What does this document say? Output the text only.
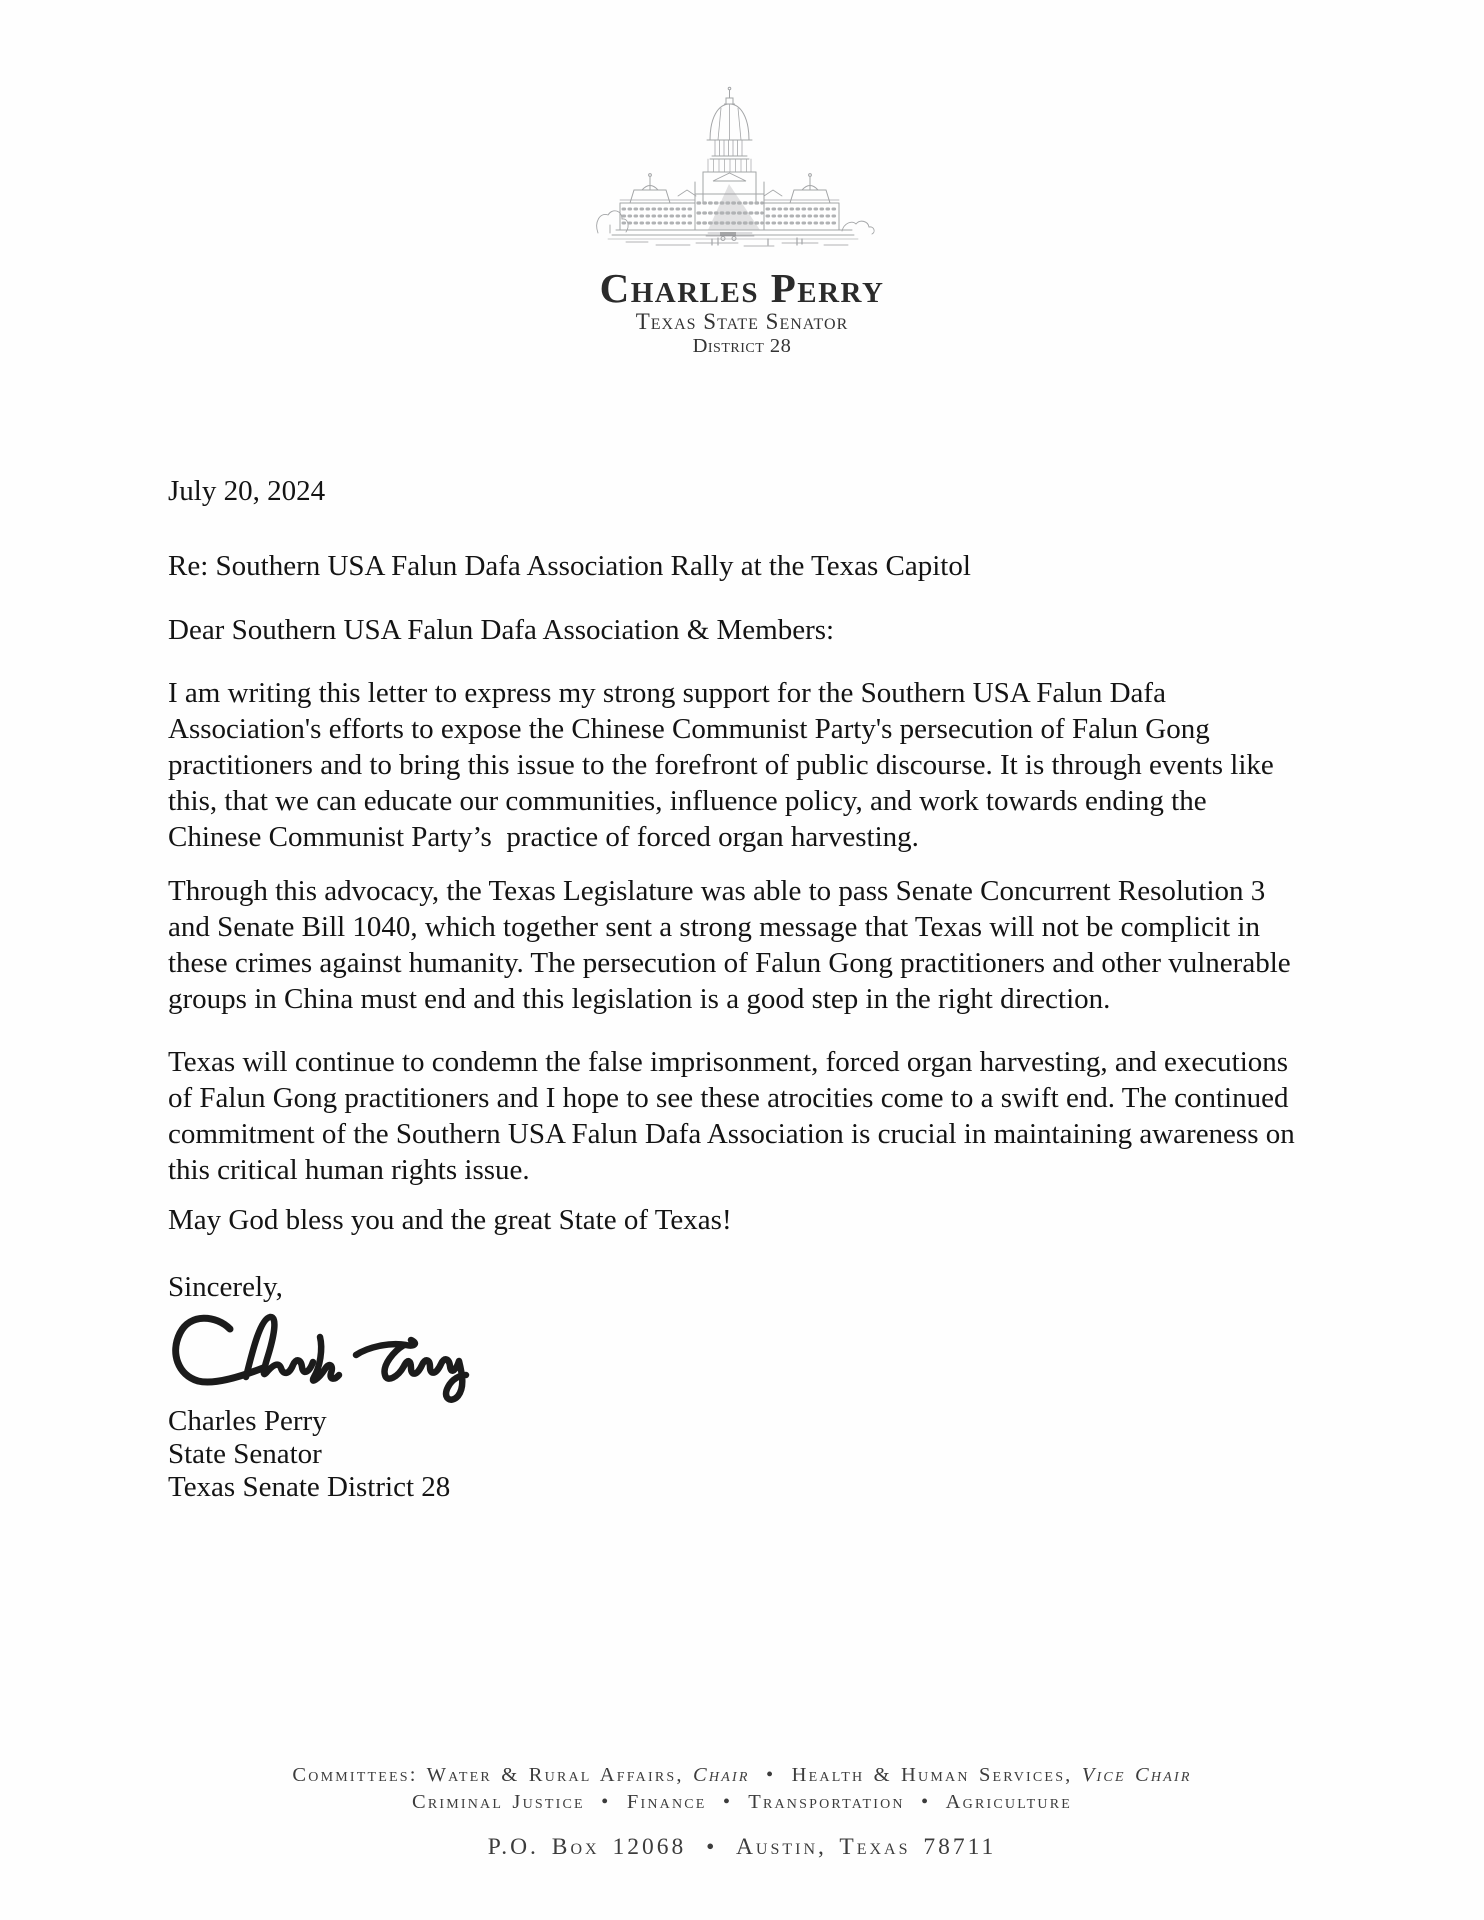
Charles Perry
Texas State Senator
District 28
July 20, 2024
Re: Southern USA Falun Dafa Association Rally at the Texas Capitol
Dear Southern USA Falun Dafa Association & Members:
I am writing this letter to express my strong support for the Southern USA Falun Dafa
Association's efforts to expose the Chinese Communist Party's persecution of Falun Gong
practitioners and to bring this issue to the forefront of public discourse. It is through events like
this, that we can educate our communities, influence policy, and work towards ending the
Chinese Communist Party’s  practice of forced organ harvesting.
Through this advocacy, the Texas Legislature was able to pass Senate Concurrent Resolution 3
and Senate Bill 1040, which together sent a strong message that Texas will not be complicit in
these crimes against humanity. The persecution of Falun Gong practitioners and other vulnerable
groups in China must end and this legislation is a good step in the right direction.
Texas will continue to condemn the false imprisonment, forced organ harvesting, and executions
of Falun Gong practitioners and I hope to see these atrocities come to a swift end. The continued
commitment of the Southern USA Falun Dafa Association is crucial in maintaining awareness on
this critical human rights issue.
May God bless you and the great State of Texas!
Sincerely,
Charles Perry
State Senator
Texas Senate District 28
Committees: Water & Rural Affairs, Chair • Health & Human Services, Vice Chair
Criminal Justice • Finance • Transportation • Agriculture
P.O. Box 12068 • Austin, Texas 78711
┄┄┄┄┄┄
▸ Your objective: Check each line of the records above for the string "Chinese", and report every line that has it.

▸ Written solution:
Association's efforts to expose the Chinese Communist Party's persecution of Falun Gong
Chinese Communist Party’s  practice of forced organ harvesting.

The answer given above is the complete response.